Dataset items
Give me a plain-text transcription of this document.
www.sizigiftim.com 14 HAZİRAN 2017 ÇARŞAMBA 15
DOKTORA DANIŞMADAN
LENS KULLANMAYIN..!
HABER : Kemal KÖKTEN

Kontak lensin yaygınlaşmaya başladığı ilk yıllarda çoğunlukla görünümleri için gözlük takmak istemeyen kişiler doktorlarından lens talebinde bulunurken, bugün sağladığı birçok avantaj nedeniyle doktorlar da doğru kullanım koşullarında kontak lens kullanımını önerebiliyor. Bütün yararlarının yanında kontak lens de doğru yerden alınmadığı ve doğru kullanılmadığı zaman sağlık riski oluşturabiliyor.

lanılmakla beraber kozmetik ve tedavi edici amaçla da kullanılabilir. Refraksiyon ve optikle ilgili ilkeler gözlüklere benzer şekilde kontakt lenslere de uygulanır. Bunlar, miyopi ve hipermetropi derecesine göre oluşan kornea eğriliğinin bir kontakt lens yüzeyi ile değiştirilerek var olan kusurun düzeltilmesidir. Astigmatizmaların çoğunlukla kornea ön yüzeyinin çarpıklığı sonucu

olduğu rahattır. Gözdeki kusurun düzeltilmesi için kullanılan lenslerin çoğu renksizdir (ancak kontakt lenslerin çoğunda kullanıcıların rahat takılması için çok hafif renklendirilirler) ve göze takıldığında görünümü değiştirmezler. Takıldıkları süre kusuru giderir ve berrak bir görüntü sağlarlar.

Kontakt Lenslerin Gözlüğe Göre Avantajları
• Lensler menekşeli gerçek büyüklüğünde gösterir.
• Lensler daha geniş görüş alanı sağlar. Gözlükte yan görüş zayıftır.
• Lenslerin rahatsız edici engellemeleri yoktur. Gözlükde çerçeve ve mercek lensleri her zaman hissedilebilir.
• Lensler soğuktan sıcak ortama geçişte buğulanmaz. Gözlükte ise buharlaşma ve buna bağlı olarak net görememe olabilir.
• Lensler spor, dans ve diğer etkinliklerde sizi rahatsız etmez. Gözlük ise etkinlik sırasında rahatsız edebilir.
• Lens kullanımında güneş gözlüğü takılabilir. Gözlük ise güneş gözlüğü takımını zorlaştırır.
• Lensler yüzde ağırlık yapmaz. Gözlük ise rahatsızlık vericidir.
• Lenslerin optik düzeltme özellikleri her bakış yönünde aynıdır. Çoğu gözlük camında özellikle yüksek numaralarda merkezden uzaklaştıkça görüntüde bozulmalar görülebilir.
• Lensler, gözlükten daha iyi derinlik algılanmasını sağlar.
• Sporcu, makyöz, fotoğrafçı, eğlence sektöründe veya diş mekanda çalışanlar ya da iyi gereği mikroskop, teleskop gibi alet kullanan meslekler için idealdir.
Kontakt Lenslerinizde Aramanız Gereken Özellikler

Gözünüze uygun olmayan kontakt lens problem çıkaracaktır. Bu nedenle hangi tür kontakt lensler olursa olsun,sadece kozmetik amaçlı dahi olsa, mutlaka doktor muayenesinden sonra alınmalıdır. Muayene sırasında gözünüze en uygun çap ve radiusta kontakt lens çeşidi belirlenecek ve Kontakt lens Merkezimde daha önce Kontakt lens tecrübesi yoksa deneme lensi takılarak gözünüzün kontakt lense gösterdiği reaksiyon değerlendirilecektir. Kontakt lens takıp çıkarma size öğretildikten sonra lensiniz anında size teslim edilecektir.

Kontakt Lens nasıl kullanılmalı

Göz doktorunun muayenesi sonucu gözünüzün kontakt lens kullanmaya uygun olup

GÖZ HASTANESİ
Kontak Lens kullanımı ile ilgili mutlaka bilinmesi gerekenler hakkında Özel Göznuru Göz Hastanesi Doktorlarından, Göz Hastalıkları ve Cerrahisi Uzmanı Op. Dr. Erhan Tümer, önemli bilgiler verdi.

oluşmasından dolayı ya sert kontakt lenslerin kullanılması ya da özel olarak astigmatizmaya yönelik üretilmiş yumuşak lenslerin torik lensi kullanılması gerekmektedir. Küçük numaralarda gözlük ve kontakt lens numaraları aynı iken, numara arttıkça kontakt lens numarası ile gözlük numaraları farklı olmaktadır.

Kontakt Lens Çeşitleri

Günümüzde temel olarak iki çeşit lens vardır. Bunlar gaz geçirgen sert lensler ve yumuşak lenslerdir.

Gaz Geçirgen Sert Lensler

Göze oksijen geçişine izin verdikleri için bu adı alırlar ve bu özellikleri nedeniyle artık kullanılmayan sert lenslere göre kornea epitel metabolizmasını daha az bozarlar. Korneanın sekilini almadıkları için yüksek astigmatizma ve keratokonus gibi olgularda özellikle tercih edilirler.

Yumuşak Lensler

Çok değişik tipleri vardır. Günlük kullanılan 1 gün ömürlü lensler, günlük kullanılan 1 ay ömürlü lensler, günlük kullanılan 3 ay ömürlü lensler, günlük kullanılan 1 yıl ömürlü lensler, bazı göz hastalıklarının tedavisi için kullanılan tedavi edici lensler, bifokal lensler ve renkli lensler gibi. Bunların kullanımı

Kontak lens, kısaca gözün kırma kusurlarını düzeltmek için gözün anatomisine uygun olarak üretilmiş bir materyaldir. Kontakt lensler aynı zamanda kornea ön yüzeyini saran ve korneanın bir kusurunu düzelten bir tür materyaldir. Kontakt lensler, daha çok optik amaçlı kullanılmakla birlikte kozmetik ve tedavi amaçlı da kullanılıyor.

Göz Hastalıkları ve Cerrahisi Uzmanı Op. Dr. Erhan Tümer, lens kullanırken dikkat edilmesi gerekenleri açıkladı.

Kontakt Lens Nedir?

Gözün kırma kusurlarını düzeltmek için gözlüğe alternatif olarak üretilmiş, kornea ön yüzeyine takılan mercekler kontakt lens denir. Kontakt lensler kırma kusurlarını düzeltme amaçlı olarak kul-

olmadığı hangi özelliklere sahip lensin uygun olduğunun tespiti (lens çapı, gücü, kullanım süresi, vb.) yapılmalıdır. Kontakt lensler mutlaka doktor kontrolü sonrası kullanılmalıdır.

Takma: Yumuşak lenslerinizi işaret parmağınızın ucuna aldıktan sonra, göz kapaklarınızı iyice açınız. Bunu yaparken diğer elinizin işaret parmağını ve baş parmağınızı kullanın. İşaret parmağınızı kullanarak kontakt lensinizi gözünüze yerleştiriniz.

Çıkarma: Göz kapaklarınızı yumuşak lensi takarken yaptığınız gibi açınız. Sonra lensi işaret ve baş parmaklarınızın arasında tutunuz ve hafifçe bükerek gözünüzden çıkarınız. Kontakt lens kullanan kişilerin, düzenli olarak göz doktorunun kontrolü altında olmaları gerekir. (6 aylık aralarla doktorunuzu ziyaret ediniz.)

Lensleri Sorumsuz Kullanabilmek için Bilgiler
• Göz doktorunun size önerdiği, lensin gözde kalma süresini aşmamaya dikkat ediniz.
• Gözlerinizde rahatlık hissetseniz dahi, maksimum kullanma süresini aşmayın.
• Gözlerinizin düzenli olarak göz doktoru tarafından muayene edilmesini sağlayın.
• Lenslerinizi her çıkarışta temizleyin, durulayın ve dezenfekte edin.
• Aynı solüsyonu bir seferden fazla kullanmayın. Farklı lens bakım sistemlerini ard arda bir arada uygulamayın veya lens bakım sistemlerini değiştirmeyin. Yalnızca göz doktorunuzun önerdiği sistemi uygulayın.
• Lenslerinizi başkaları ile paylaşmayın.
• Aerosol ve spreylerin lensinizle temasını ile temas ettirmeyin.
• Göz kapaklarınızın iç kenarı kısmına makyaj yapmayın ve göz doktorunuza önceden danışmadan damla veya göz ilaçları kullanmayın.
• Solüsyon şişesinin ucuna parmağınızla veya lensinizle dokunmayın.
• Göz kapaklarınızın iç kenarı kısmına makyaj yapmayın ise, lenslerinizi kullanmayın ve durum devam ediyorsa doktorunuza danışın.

◆ **What to work on**
Your task is to pick out every line with the string "kenarı" and copy it.

◆ **Written response**
• Göz kapaklarınızın iç kenarı kısmına makyaj yapmayın ve göz doktorunuza önceden danışmadan damla veya göz ilaçları kullanmayın.
• Göz kapaklarınızın iç kenarı kısmına makyaj yapmayın ise, lenslerinizi kullanmayın ve durum devam ediyorsa doktorunuza danışın.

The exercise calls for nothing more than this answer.